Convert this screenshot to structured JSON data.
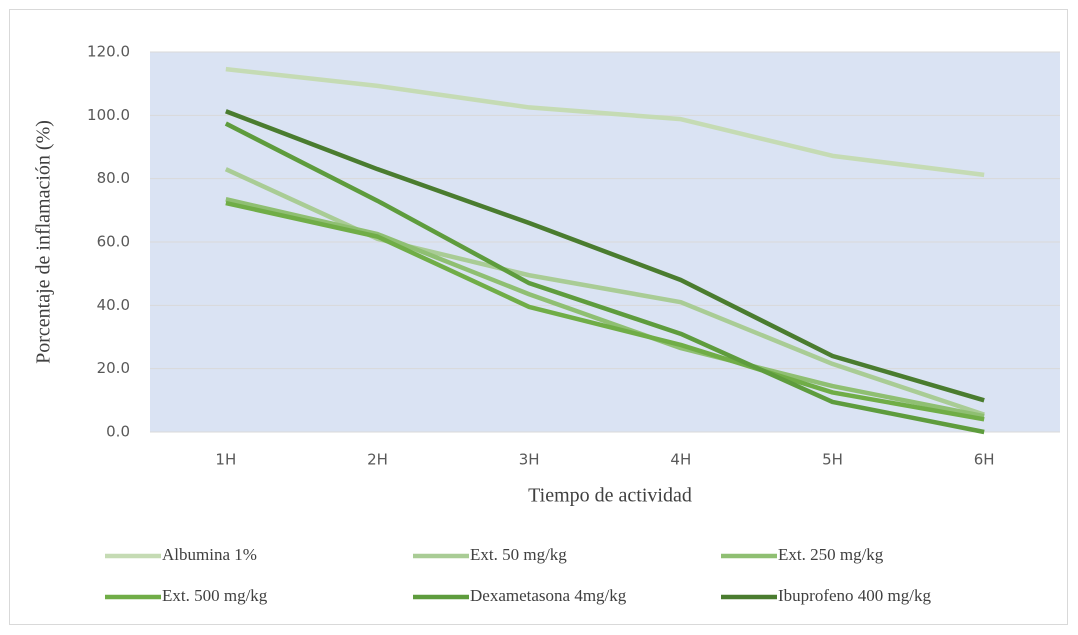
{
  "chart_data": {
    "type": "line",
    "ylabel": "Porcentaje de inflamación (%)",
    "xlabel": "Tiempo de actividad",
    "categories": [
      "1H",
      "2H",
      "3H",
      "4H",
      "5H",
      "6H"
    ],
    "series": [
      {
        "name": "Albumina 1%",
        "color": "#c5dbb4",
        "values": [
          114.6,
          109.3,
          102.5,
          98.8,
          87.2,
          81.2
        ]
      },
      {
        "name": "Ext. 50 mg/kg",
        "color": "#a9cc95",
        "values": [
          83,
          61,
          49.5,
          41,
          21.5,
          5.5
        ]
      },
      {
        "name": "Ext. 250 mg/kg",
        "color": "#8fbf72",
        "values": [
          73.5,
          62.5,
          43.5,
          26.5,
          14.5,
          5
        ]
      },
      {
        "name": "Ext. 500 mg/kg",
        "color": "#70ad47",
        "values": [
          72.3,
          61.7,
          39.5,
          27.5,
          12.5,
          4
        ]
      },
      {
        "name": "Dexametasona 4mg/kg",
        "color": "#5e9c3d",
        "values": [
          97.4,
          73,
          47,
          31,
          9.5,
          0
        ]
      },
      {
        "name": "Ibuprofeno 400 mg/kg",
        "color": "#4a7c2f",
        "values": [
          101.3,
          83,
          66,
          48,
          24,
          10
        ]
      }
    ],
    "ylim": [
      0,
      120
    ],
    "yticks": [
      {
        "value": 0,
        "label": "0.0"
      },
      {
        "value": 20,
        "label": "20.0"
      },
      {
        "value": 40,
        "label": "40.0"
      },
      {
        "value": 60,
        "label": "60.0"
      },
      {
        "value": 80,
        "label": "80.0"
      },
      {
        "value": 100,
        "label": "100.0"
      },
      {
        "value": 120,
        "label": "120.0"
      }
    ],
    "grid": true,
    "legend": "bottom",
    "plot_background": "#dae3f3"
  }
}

__TASK TO COMPLETE__:
Each entry above should be reproduced exactly, with the pictures removed.

__RESULT OF THE TASK__:
Convert this screenshot to structured JSON data.
{
  "chart_data": {
    "type": "line",
    "ylabel": "Porcentaje de inflamación (%)",
    "xlabel": "Tiempo de actividad",
    "categories": [
      "1H",
      "2H",
      "3H",
      "4H",
      "5H",
      "6H"
    ],
    "series": [
      {
        "name": "Albumina 1%",
        "color": "#c5dbb4",
        "values": [
          114.6,
          109.3,
          102.5,
          98.8,
          87.2,
          81.2
        ]
      },
      {
        "name": "Ext. 50 mg/kg",
        "color": "#a9cc95",
        "values": [
          83,
          61,
          49.5,
          41,
          21.5,
          5.5
        ]
      },
      {
        "name": "Ext. 250 mg/kg",
        "color": "#8fbf72",
        "values": [
          73.5,
          62.5,
          43.5,
          26.5,
          14.5,
          5
        ]
      },
      {
        "name": "Ext. 500 mg/kg",
        "color": "#70ad47",
        "values": [
          72.3,
          61.7,
          39.5,
          27.5,
          12.5,
          4
        ]
      },
      {
        "name": "Dexametasona 4mg/kg",
        "color": "#5e9c3d",
        "values": [
          97.4,
          73,
          47,
          31,
          9.5,
          0
        ]
      },
      {
        "name": "Ibuprofeno 400 mg/kg",
        "color": "#4a7c2f",
        "values": [
          101.3,
          83,
          66,
          48,
          24,
          10
        ]
      }
    ],
    "ylim": [
      0,
      120
    ],
    "yticks": [
      {
        "value": 0,
        "label": "0.0"
      },
      {
        "value": 20,
        "label": "20.0"
      },
      {
        "value": 40,
        "label": "40.0"
      },
      {
        "value": 60,
        "label": "60.0"
      },
      {
        "value": 80,
        "label": "80.0"
      },
      {
        "value": 100,
        "label": "100.0"
      },
      {
        "value": 120,
        "label": "120.0"
      }
    ],
    "grid": true,
    "legend": "bottom",
    "plot_background": "#dae3f3"
  }
}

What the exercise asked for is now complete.